▶ **Records for processing**:

..........

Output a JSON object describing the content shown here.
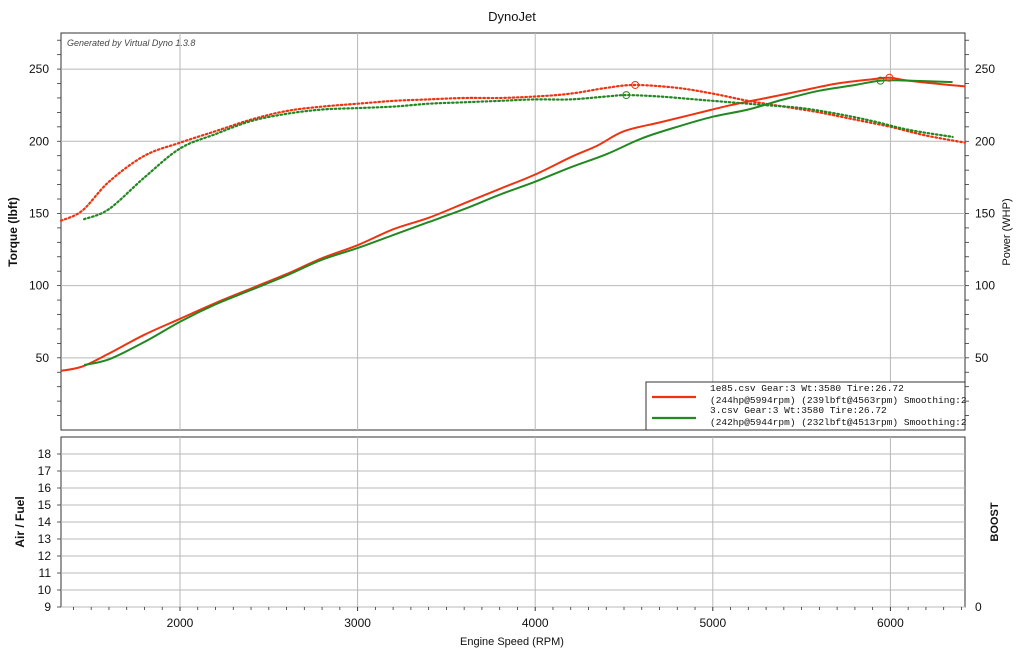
{
  "chart_data": {
    "type": "line",
    "title": "DynoJet",
    "generated_by": "Generated by Virtual Dyno 1.3.8",
    "xlabel": "Engine Speed (RPM)",
    "top_panel": {
      "ylabel_left": "Torque (lbft)",
      "ylabel_right": "Power (WHP)",
      "xlim": [
        1330,
        6420
      ],
      "ylim": [
        0,
        275
      ],
      "x_ticks": [
        2000,
        3000,
        4000,
        5000,
        6000
      ],
      "y_ticks_left": [
        50,
        100,
        150,
        200,
        250
      ],
      "y_ticks_right": [
        50,
        100,
        150,
        200,
        250
      ],
      "grid": true,
      "legend_position": "bottom-right",
      "series": [
        {
          "name": "1e85.csv Gear:3 Wt:3580 Tire:26.72",
          "detail": "(244hp@5994rpm) (239lbft@4563rpm) Smoothing:2",
          "color": "#ee3311",
          "metric": "power",
          "style": "solid",
          "x": [
            1330,
            1450,
            1600,
            1800,
            2000,
            2200,
            2400,
            2600,
            2800,
            3000,
            3200,
            3400,
            3600,
            3800,
            4000,
            4200,
            4350,
            4500,
            4700,
            4900,
            5100,
            5300,
            5500,
            5700,
            5900,
            5994,
            6100,
            6250,
            6420
          ],
          "y": [
            41,
            44,
            53,
            66,
            77,
            88,
            98,
            108,
            119,
            128,
            139,
            147,
            157,
            167,
            177,
            189,
            197,
            207,
            213,
            219,
            225,
            230,
            235,
            240,
            243,
            244,
            242,
            240,
            238
          ]
        },
        {
          "name": "1e85.csv Gear:3 Wt:3580 Tire:26.72",
          "color": "#ee3311",
          "metric": "torque",
          "style": "dotted",
          "x": [
            1330,
            1450,
            1600,
            1800,
            2000,
            2200,
            2400,
            2600,
            2800,
            3000,
            3200,
            3400,
            3600,
            3800,
            4000,
            4200,
            4400,
            4563,
            4800,
            5000,
            5200,
            5400,
            5600,
            5800,
            6000,
            6200,
            6420
          ],
          "y": [
            145,
            152,
            172,
            190,
            199,
            207,
            215,
            221,
            224,
            226,
            228,
            229,
            230,
            230,
            231,
            233,
            237,
            239,
            237,
            233,
            228,
            224,
            220,
            215,
            210,
            204,
            199
          ]
        },
        {
          "name": "3.csv Gear:3 Wt:3580 Tire:26.72",
          "detail": "(242hp@5944rpm) (232lbft@4513rpm) Smoothing:2",
          "color": "#228822",
          "metric": "power",
          "style": "solid",
          "x": [
            1460,
            1600,
            1800,
            2000,
            2200,
            2400,
            2600,
            2800,
            3000,
            3200,
            3400,
            3600,
            3800,
            4000,
            4200,
            4400,
            4600,
            4800,
            5000,
            5200,
            5400,
            5600,
            5800,
            5944,
            6100,
            6350
          ],
          "y": [
            45,
            49,
            61,
            75,
            87,
            97,
            107,
            118,
            126,
            135,
            144,
            153,
            163,
            172,
            182,
            191,
            202,
            210,
            217,
            222,
            229,
            235,
            239,
            242,
            242,
            241
          ]
        },
        {
          "name": "3.csv Gear:3 Wt:3580 Tire:26.72",
          "color": "#228822",
          "metric": "torque",
          "style": "dotted",
          "x": [
            1460,
            1600,
            1800,
            2000,
            2200,
            2400,
            2600,
            2800,
            3000,
            3200,
            3400,
            3600,
            3800,
            4000,
            4200,
            4400,
            4513,
            4700,
            4900,
            5100,
            5300,
            5500,
            5700,
            5900,
            6100,
            6350
          ],
          "y": [
            146,
            153,
            175,
            195,
            205,
            214,
            219,
            222,
            223,
            224,
            226,
            227,
            228,
            229,
            229,
            231,
            232,
            231,
            229,
            227,
            225,
            223,
            219,
            214,
            208,
            203
          ]
        }
      ],
      "markers": [
        {
          "series_color": "#ee3311",
          "x": 4563,
          "y": 239
        },
        {
          "series_color": "#ee3311",
          "x": 5994,
          "y": 244
        },
        {
          "series_color": "#228822",
          "x": 4513,
          "y": 232
        },
        {
          "series_color": "#228822",
          "x": 5944,
          "y": 242
        }
      ]
    },
    "bottom_panel": {
      "ylabel_left": "Air / Fuel",
      "ylabel_right": "BOOST",
      "ylim": [
        9,
        19
      ],
      "y_ticks_left": [
        9,
        10,
        11,
        12,
        13,
        14,
        15,
        16,
        17,
        18
      ],
      "y_ticks_right": [
        0
      ],
      "grid": true
    }
  }
}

..........

▶ **What this task involves**: Give the entries again word for word, but skip the pictures.

▶ **Response to this exercise**:
Output a JSON object describing the content shown here.
{
  "chart_data": {
    "type": "line",
    "title": "DynoJet",
    "generated_by": "Generated by Virtual Dyno 1.3.8",
    "xlabel": "Engine Speed (RPM)",
    "top_panel": {
      "ylabel_left": "Torque (lbft)",
      "ylabel_right": "Power (WHP)",
      "xlim": [
        1330,
        6420
      ],
      "ylim": [
        0,
        275
      ],
      "x_ticks": [
        2000,
        3000,
        4000,
        5000,
        6000
      ],
      "y_ticks_left": [
        50,
        100,
        150,
        200,
        250
      ],
      "y_ticks_right": [
        50,
        100,
        150,
        200,
        250
      ],
      "grid": true,
      "legend_position": "bottom-right",
      "series": [
        {
          "name": "1e85.csv Gear:3 Wt:3580 Tire:26.72",
          "detail": "(244hp@5994rpm) (239lbft@4563rpm) Smoothing:2",
          "color": "#ee3311",
          "metric": "power",
          "style": "solid",
          "x": [
            1330,
            1450,
            1600,
            1800,
            2000,
            2200,
            2400,
            2600,
            2800,
            3000,
            3200,
            3400,
            3600,
            3800,
            4000,
            4200,
            4350,
            4500,
            4700,
            4900,
            5100,
            5300,
            5500,
            5700,
            5900,
            5994,
            6100,
            6250,
            6420
          ],
          "y": [
            41,
            44,
            53,
            66,
            77,
            88,
            98,
            108,
            119,
            128,
            139,
            147,
            157,
            167,
            177,
            189,
            197,
            207,
            213,
            219,
            225,
            230,
            235,
            240,
            243,
            244,
            242,
            240,
            238
          ]
        },
        {
          "name": "1e85.csv Gear:3 Wt:3580 Tire:26.72",
          "color": "#ee3311",
          "metric": "torque",
          "style": "dotted",
          "x": [
            1330,
            1450,
            1600,
            1800,
            2000,
            2200,
            2400,
            2600,
            2800,
            3000,
            3200,
            3400,
            3600,
            3800,
            4000,
            4200,
            4400,
            4563,
            4800,
            5000,
            5200,
            5400,
            5600,
            5800,
            6000,
            6200,
            6420
          ],
          "y": [
            145,
            152,
            172,
            190,
            199,
            207,
            215,
            221,
            224,
            226,
            228,
            229,
            230,
            230,
            231,
            233,
            237,
            239,
            237,
            233,
            228,
            224,
            220,
            215,
            210,
            204,
            199
          ]
        },
        {
          "name": "3.csv Gear:3 Wt:3580 Tire:26.72",
          "detail": "(242hp@5944rpm) (232lbft@4513rpm) Smoothing:2",
          "color": "#228822",
          "metric": "power",
          "style": "solid",
          "x": [
            1460,
            1600,
            1800,
            2000,
            2200,
            2400,
            2600,
            2800,
            3000,
            3200,
            3400,
            3600,
            3800,
            4000,
            4200,
            4400,
            4600,
            4800,
            5000,
            5200,
            5400,
            5600,
            5800,
            5944,
            6100,
            6350
          ],
          "y": [
            45,
            49,
            61,
            75,
            87,
            97,
            107,
            118,
            126,
            135,
            144,
            153,
            163,
            172,
            182,
            191,
            202,
            210,
            217,
            222,
            229,
            235,
            239,
            242,
            242,
            241
          ]
        },
        {
          "name": "3.csv Gear:3 Wt:3580 Tire:26.72",
          "color": "#228822",
          "metric": "torque",
          "style": "dotted",
          "x": [
            1460,
            1600,
            1800,
            2000,
            2200,
            2400,
            2600,
            2800,
            3000,
            3200,
            3400,
            3600,
            3800,
            4000,
            4200,
            4400,
            4513,
            4700,
            4900,
            5100,
            5300,
            5500,
            5700,
            5900,
            6100,
            6350
          ],
          "y": [
            146,
            153,
            175,
            195,
            205,
            214,
            219,
            222,
            223,
            224,
            226,
            227,
            228,
            229,
            229,
            231,
            232,
            231,
            229,
            227,
            225,
            223,
            219,
            214,
            208,
            203
          ]
        }
      ],
      "markers": [
        {
          "series_color": "#ee3311",
          "x": 4563,
          "y": 239
        },
        {
          "series_color": "#ee3311",
          "x": 5994,
          "y": 244
        },
        {
          "series_color": "#228822",
          "x": 4513,
          "y": 232
        },
        {
          "series_color": "#228822",
          "x": 5944,
          "y": 242
        }
      ]
    },
    "bottom_panel": {
      "ylabel_left": "Air / Fuel",
      "ylabel_right": "BOOST",
      "ylim": [
        9,
        19
      ],
      "y_ticks_left": [
        9,
        10,
        11,
        12,
        13,
        14,
        15,
        16,
        17,
        18
      ],
      "y_ticks_right": [
        0
      ],
      "grid": true
    }
  }
}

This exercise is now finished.